## Data for this exercise

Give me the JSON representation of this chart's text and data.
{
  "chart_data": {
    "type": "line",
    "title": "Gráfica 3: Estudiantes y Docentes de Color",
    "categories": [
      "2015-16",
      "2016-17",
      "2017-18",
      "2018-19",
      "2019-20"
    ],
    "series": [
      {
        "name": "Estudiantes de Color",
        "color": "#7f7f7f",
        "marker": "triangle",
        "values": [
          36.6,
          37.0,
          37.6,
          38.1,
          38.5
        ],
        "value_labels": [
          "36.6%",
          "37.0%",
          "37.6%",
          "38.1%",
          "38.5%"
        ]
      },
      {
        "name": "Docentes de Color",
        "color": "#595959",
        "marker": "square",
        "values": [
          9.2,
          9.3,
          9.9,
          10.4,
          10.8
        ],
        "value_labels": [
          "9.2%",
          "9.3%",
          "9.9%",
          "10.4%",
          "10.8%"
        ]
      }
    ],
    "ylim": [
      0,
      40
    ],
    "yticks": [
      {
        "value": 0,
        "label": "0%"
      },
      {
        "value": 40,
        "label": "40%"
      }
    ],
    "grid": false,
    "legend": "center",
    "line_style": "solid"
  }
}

## Set exercise
Quote every line of the data, word for word.

## Answer to this problem
Give me the JSON representation of this chart's text and data.
{
  "chart_data": {
    "type": "line",
    "title": "Gráfica 3: Estudiantes y Docentes de Color",
    "categories": [
      "2015-16",
      "2016-17",
      "2017-18",
      "2018-19",
      "2019-20"
    ],
    "series": [
      {
        "name": "Estudiantes de Color",
        "color": "#7f7f7f",
        "marker": "triangle",
        "values": [
          36.6,
          37.0,
          37.6,
          38.1,
          38.5
        ],
        "value_labels": [
          "36.6%",
          "37.0%",
          "37.6%",
          "38.1%",
          "38.5%"
        ]
      },
      {
        "name": "Docentes de Color",
        "color": "#595959",
        "marker": "square",
        "values": [
          9.2,
          9.3,
          9.9,
          10.4,
          10.8
        ],
        "value_labels": [
          "9.2%",
          "9.3%",
          "9.9%",
          "10.4%",
          "10.8%"
        ]
      }
    ],
    "ylim": [
      0,
      40
    ],
    "yticks": [
      {
        "value": 0,
        "label": "0%"
      },
      {
        "value": 40,
        "label": "40%"
      }
    ],
    "grid": false,
    "legend": "center",
    "line_style": "solid"
  }
}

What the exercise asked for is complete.